- [Task directions]: Output every entry exactly, from the first line to the last.

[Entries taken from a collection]
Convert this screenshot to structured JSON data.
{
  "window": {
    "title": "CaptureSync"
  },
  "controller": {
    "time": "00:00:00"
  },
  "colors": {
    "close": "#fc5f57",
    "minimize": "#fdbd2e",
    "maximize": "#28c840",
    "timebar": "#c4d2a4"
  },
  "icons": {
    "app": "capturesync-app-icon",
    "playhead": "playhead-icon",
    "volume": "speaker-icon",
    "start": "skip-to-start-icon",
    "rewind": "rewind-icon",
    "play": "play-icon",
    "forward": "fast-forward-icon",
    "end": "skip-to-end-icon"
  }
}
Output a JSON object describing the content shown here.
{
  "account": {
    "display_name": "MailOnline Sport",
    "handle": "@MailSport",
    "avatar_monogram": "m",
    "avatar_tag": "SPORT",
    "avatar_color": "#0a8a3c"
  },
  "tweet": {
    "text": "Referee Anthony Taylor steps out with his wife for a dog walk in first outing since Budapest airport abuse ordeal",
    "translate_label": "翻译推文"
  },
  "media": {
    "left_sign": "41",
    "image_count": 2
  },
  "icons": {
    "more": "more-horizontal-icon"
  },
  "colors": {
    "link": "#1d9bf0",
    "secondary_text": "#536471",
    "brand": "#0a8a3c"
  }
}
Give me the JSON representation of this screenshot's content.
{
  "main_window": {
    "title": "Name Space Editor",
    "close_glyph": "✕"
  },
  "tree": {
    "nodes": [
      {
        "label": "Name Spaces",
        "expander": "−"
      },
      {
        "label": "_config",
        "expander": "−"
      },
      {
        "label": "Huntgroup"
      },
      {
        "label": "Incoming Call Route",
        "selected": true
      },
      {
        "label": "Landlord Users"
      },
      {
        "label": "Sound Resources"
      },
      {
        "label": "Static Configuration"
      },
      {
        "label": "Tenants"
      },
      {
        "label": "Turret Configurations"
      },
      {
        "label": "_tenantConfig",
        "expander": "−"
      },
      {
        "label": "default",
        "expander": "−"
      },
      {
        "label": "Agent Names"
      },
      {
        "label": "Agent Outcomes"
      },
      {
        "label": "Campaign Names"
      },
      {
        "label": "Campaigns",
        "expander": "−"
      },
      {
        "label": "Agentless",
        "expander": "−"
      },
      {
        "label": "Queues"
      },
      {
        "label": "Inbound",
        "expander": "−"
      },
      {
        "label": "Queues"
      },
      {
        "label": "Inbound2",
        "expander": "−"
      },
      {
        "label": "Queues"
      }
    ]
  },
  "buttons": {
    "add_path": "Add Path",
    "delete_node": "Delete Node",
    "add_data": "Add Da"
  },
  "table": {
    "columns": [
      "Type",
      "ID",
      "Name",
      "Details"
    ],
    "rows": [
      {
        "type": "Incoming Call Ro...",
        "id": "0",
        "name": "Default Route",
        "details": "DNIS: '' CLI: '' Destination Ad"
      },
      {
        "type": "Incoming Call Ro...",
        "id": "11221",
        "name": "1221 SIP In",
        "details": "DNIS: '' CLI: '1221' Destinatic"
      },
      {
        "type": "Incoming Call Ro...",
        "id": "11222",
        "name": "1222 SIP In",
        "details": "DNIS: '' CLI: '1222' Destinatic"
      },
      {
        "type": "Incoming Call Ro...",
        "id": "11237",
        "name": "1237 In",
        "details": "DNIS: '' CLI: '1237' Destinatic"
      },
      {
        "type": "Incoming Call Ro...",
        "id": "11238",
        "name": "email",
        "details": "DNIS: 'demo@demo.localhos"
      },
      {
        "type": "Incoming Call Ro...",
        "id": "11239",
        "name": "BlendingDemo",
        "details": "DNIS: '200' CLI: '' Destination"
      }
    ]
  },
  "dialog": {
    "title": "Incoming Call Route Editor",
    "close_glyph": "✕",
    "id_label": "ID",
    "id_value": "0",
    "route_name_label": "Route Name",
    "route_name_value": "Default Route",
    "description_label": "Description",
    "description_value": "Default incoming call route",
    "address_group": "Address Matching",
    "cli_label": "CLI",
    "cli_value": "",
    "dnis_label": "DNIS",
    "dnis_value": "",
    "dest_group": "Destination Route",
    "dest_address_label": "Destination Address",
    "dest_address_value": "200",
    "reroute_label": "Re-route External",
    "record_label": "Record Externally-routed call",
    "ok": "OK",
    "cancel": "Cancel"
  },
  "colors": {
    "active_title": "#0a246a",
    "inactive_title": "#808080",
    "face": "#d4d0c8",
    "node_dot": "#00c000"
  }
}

- [Completed exercise]:
Convert this screenshot to structured JSON data.
{
  "window": {
    "title": "CaptureSync"
  },
  "controller": {
    "time": "00:00:00"
  },
  "colors": {
    "close": "#fc5f57",
    "minimize": "#fdbd2e",
    "maximize": "#28c840",
    "timebar": "#c4d2a4"
  },
  "icons": {
    "app": "capturesync-app-icon",
    "playhead": "playhead-icon",
    "volume": "speaker-icon",
    "start": "skip-to-start-icon",
    "rewind": "rewind-icon",
    "play": "play-icon",
    "forward": "fast-forward-icon",
    "end": "skip-to-end-icon"
  }
}
Output a JSON object describing the content shown here.
{
  "account": {
    "display_name": "MailOnline Sport",
    "handle": "@MailSport",
    "avatar_monogram": "m",
    "avatar_tag": "SPORT",
    "avatar_color": "#0a8a3c"
  },
  "tweet": {
    "text": "Referee Anthony Taylor steps out with his wife for a dog walk in first outing since Budapest airport abuse ordeal",
    "translate_label": "翻译推文"
  },
  "media": {
    "left_sign": "41",
    "image_count": 2
  },
  "icons": {
    "more": "more-horizontal-icon"
  },
  "colors": {
    "link": "#1d9bf0",
    "secondary_text": "#536471",
    "brand": "#0a8a3c"
  }
}
Give me the JSON representation of this screenshot's content.
{
  "main_window": {
    "title": "Name Space Editor",
    "close_glyph": "✕"
  },
  "tree": {
    "nodes": [
      {
        "label": "Name Spaces",
        "expander": "−"
      },
      {
        "label": "_config",
        "expander": "−"
      },
      {
        "label": "Huntgroup"
      },
      {
        "label": "Incoming Call Route",
        "selected": true
      },
      {
        "label": "Landlord Users"
      },
      {
        "label": "Sound Resources"
      },
      {
        "label": "Static Configuration"
      },
      {
        "label": "Tenants"
      },
      {
        "label": "Turret Configurations"
      },
      {
        "label": "_tenantConfig",
        "expander": "−"
      },
      {
        "label": "default",
        "expander": "−"
      },
      {
        "label": "Agent Names"
      },
      {
        "label": "Agent Outcomes"
      },
      {
        "label": "Campaign Names"
      },
      {
        "label": "Campaigns",
        "expander": "−"
      },
      {
        "label": "Agentless",
        "expander": "−"
      },
      {
        "label": "Queues"
      },
      {
        "label": "Inbound",
        "expander": "−"
      },
      {
        "label": "Queues"
      },
      {
        "label": "Inbound2",
        "expander": "−"
      },
      {
        "label": "Queues"
      }
    ]
  },
  "buttons": {
    "add_path": "Add Path",
    "delete_node": "Delete Node",
    "add_data": "Add Da"
  },
  "table": {
    "columns": [
      "Type",
      "ID",
      "Name",
      "Details"
    ],
    "rows": [
      {
        "type": "Incoming Call Ro...",
        "id": "0",
        "name": "Default Route",
        "details": "DNIS: '' CLI: '' Destination Ad"
      },
      {
        "type": "Incoming Call Ro...",
        "id": "11221",
        "name": "1221 SIP In",
        "details": "DNIS: '' CLI: '1221' Destinatic"
      },
      {
        "type": "Incoming Call Ro...",
        "id": "11222",
        "name": "1222 SIP In",
        "details": "DNIS: '' CLI: '1222' Destinatic"
      },
      {
        "type": "Incoming Call Ro...",
        "id": "11237",
        "name": "1237 In",
        "details": "DNIS: '' CLI: '1237' Destinatic"
      },
      {
        "type": "Incoming Call Ro...",
        "id": "11238",
        "name": "email",
        "details": "DNIS: 'demo@demo.localhos"
      },
      {
        "type": "Incoming Call Ro...",
        "id": "11239",
        "name": "BlendingDemo",
        "details": "DNIS: '200' CLI: '' Destination"
      }
    ]
  },
  "dialog": {
    "title": "Incoming Call Route Editor",
    "close_glyph": "✕",
    "id_label": "ID",
    "id_value": "0",
    "route_name_label": "Route Name",
    "route_name_value": "Default Route",
    "description_label": "Description",
    "description_value": "Default incoming call route",
    "address_group": "Address Matching",
    "cli_label": "CLI",
    "cli_value": "",
    "dnis_label": "DNIS",
    "dnis_value": "",
    "dest_group": "Destination Route",
    "dest_address_label": "Destination Address",
    "dest_address_value": "200",
    "reroute_label": "Re-route External",
    "record_label": "Record Externally-routed call",
    "ok": "OK",
    "cancel": "Cancel"
  },
  "colors": {
    "active_title": "#0a246a",
    "inactive_title": "#808080",
    "face": "#d4d0c8",
    "node_dot": "#00c000"
  }
}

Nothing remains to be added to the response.